Because the compiler performs protections and tracking via static analysis and transformation of application code, user-level developers can seamlessly develop apps for CARAT CAKE ignorant to the CARAT-based system underneath. The kernel builds stacks, user heap(s), etc, for a process by chunking physical memory directly without address translation. The kernel-level developer can largely ignore CARAT CAKE, unless they are working on memory management itself.

# 4.2 Compiler

The CARAT CAKE compiler instruments both user and kernel code to track Allocations and Escapes and to guard memory references in user code. In contrast to the compiler described in §3, our compiler intertwines tracking and protections with kernel-level permissions. We extend Allocation and Escape tracking transforms and apply the Address Checking for Data Custody (AC/DC) data-flow analysis from the prior work, loop invariant analysis, and scalar evolution analysis to elide redundant Guard Injections. Additionally, we generalize the compiler so it can understand how to manage or optimize a program's memory management via static analysis and instrumentation at the IR level. This is especially important when optimizing for both user and kernel code, where underlying assumptions about the semantics or safety of memory accesses can differ. We also exploit invariants that we can derive by analyzing the trusted computing base (TCB) for the kernel and integrating them into the CARAT CAKE compiler.

CARAT CAKE's compiler is also now responsible for *actually* enforcing protections for the computing environment; whereas, the CARAT paper simply required emulating the overhead and protection encountered. Because of this, the transformations the compiler enacts are more complex than single bounds checks of the previous work.

One significant change to the compilation flow is how it leverages knowledge of Memory Region semantics in the kernel. If the compiler can guarantee that an instruction in the IR that references memory is safe given the confines of the process, the compiler can optimize away its guard. More specifically, the compiler can elide guards for the following categories of references: 1) explicit stack locations in the IR, 2) global variables, and 3) memory received from a library allocator (e.g. mallocs). (1) represents references within the bounds of the stack the kernel itself sets up and hands to the program, while (2) represents a section of the executable that the kernel will load and verify for the program (e.g., .data).



Figure 3: Example build procedure of a codebase into a CARATized program using NOELLE.

For (3), the memory ultimately derives from a region (heap/mmap) that the kernel allocates and controls who it gives access to. To accomplish this efficiently, the compiler passes that inject the guards leverage NOELLE's Program Dependence Graph (PDG) extensively, particularly by enabling dependence analysis, and loop analysis information across the entire program (31 forms of alias analysis at this time).

Dataset items:

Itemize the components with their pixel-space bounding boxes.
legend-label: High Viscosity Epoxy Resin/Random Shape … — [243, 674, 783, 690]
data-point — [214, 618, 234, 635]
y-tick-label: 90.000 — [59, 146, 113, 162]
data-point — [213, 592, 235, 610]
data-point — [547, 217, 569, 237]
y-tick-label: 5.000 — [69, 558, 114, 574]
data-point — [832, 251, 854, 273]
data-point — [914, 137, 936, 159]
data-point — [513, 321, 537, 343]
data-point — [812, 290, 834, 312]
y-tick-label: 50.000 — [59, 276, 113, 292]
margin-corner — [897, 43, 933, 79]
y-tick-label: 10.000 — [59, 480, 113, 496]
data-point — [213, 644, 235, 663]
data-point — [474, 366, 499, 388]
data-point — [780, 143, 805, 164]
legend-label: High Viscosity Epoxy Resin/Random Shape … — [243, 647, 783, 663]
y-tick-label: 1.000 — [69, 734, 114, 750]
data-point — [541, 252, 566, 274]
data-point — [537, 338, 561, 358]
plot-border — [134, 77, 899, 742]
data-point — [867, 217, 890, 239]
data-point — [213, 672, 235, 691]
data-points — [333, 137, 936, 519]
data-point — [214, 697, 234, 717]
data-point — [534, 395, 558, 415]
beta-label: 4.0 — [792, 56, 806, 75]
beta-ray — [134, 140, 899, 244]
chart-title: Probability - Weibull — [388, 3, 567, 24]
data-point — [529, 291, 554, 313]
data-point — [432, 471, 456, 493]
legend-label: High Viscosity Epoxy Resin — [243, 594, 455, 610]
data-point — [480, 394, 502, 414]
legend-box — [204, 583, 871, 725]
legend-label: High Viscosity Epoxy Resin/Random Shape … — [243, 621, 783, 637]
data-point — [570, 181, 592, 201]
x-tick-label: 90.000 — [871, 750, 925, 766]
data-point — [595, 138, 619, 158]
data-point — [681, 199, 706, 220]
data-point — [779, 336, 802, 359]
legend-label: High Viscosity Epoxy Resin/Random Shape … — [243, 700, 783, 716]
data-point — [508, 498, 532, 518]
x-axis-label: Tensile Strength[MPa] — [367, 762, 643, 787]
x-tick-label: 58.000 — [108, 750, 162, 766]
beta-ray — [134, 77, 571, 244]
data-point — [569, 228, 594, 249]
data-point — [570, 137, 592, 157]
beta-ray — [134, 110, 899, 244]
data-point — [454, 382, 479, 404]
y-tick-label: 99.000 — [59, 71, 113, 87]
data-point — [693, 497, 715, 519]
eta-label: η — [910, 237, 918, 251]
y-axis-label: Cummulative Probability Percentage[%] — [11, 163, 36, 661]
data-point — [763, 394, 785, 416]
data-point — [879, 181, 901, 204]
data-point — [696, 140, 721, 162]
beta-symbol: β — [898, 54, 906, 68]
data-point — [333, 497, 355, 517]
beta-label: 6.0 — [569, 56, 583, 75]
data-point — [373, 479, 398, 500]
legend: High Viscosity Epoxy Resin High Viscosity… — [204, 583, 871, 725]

● YOUR INSTRUCTIONS
According to the text on the CARAT CAKE compiler, for which three categories of memory references can the compiler elide guards?

● FINAL RESULT
Explicit stack locations in the IR, global variables, and memory received from a library allocator.